[Chart and figure data]

▼▼▼

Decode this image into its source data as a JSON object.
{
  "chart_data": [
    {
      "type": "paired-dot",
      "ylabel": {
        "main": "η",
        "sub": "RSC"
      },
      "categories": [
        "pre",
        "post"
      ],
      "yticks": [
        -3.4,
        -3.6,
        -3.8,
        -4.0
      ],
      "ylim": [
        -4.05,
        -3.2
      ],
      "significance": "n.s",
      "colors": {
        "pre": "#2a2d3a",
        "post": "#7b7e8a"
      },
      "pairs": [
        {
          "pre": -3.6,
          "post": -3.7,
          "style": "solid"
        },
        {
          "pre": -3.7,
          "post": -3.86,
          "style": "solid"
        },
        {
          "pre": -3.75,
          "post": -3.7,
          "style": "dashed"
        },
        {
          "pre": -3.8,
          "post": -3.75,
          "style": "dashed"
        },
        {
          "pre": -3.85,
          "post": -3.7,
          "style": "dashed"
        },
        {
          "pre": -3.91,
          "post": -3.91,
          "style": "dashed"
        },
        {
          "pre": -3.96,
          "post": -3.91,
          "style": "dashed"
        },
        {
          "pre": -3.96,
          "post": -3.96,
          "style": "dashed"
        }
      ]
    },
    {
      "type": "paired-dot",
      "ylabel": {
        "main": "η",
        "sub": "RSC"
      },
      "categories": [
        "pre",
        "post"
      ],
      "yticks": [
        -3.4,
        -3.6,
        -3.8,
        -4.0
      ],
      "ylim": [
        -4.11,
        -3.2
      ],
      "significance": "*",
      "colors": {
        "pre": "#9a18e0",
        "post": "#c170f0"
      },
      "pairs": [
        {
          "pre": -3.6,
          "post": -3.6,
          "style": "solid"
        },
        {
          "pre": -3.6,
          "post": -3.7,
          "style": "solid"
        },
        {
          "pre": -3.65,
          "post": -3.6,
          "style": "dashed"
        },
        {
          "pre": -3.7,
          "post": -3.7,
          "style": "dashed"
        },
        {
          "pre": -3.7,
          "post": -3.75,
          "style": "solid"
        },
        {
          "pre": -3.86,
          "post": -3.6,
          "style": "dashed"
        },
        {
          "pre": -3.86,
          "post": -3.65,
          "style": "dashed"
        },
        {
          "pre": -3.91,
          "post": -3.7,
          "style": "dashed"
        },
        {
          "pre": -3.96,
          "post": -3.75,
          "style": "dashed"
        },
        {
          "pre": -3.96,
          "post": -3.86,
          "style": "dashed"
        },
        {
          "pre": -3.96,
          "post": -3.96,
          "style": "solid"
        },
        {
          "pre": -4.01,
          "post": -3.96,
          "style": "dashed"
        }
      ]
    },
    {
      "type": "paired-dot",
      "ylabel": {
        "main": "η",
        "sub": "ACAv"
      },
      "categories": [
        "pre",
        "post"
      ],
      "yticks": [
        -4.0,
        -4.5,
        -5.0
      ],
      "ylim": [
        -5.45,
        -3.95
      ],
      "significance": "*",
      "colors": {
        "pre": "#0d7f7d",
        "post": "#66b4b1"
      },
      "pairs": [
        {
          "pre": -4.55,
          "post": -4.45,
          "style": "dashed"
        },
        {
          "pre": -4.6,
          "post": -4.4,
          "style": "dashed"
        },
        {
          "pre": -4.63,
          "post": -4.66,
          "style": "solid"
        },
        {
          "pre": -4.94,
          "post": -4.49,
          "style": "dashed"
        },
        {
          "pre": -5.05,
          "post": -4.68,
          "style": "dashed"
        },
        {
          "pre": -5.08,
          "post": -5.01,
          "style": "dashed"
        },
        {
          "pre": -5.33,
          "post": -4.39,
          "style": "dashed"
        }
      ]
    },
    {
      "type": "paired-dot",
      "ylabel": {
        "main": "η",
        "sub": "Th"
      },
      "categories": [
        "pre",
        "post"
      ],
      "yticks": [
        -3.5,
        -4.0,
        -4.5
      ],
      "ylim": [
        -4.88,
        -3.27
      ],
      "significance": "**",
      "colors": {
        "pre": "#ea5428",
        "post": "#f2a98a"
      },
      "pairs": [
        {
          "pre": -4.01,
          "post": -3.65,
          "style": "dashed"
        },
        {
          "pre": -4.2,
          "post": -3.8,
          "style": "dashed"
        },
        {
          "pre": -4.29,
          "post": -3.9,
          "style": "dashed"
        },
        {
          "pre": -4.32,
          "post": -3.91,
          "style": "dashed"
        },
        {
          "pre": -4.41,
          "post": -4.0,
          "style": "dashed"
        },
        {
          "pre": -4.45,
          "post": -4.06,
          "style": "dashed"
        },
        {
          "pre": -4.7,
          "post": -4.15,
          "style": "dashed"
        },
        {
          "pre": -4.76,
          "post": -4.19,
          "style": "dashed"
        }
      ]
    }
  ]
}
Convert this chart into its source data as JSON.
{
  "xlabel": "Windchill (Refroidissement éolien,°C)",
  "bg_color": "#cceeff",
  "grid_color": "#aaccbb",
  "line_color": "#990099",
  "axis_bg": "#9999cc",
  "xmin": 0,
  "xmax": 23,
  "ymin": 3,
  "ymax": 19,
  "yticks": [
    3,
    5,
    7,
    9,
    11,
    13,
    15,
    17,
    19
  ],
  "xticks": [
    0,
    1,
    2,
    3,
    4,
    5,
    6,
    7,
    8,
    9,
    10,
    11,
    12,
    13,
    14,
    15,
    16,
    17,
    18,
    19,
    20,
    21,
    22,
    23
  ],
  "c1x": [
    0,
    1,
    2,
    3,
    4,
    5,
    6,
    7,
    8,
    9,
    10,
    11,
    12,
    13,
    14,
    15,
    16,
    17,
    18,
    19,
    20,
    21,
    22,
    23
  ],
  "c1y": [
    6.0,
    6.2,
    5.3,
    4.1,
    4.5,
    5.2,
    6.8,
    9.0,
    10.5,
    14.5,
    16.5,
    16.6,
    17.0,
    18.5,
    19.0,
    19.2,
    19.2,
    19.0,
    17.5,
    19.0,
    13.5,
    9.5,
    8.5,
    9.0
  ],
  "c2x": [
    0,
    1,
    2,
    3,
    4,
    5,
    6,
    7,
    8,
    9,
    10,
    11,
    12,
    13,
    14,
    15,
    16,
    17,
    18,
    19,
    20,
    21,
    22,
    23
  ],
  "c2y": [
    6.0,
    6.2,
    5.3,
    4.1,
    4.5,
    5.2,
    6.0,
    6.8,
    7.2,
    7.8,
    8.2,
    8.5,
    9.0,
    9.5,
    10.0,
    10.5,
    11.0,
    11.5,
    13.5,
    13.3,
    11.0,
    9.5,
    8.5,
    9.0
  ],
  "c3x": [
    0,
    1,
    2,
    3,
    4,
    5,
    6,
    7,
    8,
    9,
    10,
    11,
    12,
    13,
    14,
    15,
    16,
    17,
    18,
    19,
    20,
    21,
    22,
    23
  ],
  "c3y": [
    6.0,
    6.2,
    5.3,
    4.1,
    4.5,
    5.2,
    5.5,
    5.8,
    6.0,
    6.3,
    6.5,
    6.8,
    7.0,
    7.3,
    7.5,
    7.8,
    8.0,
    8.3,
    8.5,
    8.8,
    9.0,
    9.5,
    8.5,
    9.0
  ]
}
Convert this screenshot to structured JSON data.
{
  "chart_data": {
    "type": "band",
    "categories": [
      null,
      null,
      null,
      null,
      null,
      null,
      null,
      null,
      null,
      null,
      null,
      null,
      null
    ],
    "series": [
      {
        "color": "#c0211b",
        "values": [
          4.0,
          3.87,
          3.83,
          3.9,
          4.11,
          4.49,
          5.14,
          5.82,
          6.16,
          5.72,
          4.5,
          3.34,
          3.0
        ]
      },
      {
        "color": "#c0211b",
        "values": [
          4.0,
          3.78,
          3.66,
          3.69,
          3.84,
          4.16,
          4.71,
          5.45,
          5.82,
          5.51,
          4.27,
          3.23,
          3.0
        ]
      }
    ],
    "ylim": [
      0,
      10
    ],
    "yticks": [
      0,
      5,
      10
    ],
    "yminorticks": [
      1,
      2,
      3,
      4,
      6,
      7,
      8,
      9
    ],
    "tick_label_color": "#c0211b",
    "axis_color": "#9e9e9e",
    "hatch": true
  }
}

▲▲▲

What to produce -> Track down every line with the word "Convert" and copy it.

Completed exercise ->
Convert this chart into its source data as JSON.
Convert this screenshot to structured JSON data.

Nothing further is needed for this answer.